# WHAT YOU SHOULD DO:
Copy the lines of the material below word for word, starting at the line that contains "List all visible" and ending after the line that contains "july-uprising-badge (42, 240, 234, 370)". Leave out any pictures.
---------- PROVIDED INFORMATION ----------
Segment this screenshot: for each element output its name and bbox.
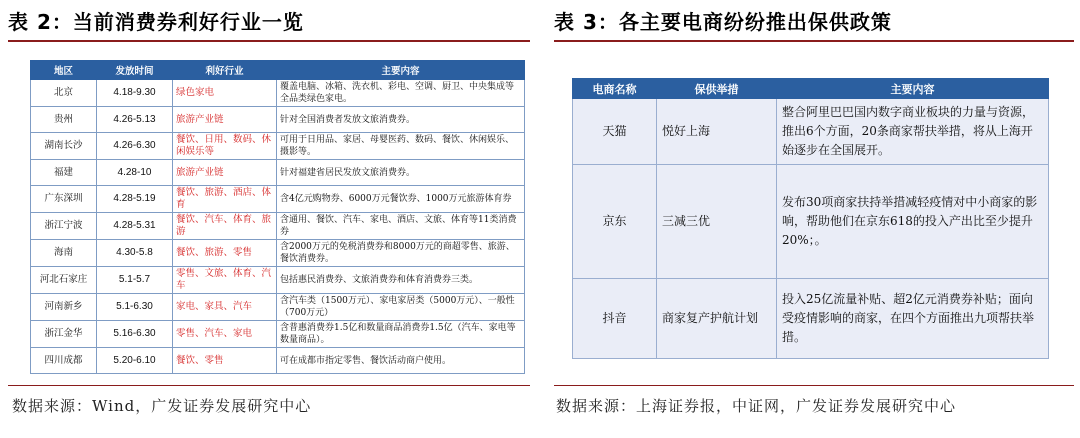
----------
---------- PROVIDED INFORMATION ----------
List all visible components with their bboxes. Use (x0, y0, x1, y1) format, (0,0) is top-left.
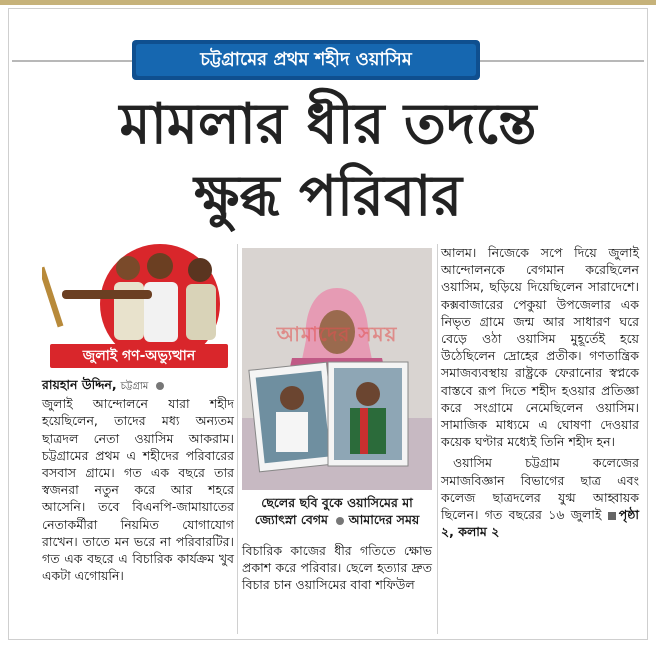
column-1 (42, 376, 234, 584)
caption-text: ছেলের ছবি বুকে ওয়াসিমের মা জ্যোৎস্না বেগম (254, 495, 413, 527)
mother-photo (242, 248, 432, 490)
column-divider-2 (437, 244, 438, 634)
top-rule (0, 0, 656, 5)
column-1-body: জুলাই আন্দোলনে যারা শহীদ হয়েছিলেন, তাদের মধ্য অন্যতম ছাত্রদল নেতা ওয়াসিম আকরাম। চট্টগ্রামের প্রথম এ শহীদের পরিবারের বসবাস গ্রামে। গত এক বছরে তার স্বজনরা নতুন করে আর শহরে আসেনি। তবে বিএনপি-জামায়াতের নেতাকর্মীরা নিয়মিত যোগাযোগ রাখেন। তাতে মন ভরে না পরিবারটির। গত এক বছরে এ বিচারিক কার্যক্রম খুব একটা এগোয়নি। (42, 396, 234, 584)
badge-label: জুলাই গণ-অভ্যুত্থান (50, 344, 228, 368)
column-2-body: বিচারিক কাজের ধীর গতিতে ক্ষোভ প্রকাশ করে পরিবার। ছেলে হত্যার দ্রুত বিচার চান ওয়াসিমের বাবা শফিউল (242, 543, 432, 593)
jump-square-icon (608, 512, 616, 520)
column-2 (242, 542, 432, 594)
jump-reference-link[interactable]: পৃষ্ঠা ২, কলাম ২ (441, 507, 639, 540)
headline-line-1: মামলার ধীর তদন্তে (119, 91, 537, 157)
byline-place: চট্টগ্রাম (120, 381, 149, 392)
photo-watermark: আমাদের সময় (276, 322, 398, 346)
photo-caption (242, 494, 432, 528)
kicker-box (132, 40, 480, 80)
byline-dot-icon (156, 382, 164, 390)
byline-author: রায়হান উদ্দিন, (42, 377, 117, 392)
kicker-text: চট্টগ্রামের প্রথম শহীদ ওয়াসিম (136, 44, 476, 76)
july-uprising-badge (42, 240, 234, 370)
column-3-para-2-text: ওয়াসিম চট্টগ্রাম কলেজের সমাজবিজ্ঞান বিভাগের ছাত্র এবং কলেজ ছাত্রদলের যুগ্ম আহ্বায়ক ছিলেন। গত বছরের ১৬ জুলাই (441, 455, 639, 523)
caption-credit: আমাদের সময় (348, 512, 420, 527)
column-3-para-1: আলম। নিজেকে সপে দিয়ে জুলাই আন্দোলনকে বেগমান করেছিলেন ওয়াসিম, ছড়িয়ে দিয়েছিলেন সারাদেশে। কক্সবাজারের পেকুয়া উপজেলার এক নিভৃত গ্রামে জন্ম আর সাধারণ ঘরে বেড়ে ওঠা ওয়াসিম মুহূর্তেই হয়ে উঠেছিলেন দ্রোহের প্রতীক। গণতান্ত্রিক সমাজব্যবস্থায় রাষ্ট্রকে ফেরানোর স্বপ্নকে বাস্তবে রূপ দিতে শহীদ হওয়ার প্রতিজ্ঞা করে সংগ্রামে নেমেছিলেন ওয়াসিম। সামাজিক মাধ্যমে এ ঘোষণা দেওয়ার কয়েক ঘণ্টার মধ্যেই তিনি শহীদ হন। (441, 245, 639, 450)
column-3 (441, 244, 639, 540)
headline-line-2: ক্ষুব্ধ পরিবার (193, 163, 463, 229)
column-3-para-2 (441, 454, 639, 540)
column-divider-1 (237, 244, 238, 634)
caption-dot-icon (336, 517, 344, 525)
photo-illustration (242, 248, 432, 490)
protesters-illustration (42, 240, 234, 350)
----------
# TASK RESULT:
List all visible components with their bboxes. Use (x0, y0, x1, y1) format, (0,0) is top-left.
column-1 (42, 376, 234, 584)
caption-text: ছেলের ছবি বুকে ওয়াসিমের মা জ্যোৎস্না বেগম (254, 495, 413, 527)
mother-photo (242, 248, 432, 490)
column-divider-2 (437, 244, 438, 634)
top-rule (0, 0, 656, 5)
column-1-body: জুলাই আন্দোলনে যারা শহীদ হয়েছিলেন, তাদের মধ্য অন্যতম ছাত্রদল নেতা ওয়াসিম আকরাম। চট্টগ্রামের প্রথম এ শহীদের পরিবারের বসবাস গ্রামে। গত এক বছরে তার স্বজনরা নতুন করে আর শহরে আসেনি। তবে বিএনপি-জামায়াতের নেতাকর্মীরা নিয়মিত যোগাযোগ রাখেন। তাতে মন ভরে না পরিবারটির। গত এক বছরে এ বিচারিক কার্যক্রম খুব একটা এগোয়নি। (42, 396, 234, 584)
badge-label: জুলাই গণ-অভ্যুত্থান (50, 344, 228, 368)
column-2-body: বিচারিক কাজের ধীর গতিতে ক্ষোভ প্রকাশ করে পরিবার। ছেলে হত্যার দ্রুত বিচার চান ওয়াসিমের বাবা শফিউল (242, 543, 432, 593)
jump-square-icon (608, 512, 616, 520)
column-2 (242, 542, 432, 594)
jump-reference-link[interactable]: পৃষ্ঠা ২, কলাম ২ (441, 507, 639, 540)
headline-line-1: মামলার ধীর তদন্তে (119, 91, 537, 157)
byline-place: চট্টগ্রাম (120, 381, 149, 392)
photo-watermark: আমাদের সময় (276, 322, 398, 346)
photo-caption (242, 494, 432, 528)
kicker-box (132, 40, 480, 80)
byline-dot-icon (156, 382, 164, 390)
byline-author: রায়হান উদ্দিন, (42, 377, 117, 392)
kicker-text: চট্টগ্রামের প্রথম শহীদ ওয়াসিম (136, 44, 476, 76)
july-uprising-badge (42, 240, 234, 370)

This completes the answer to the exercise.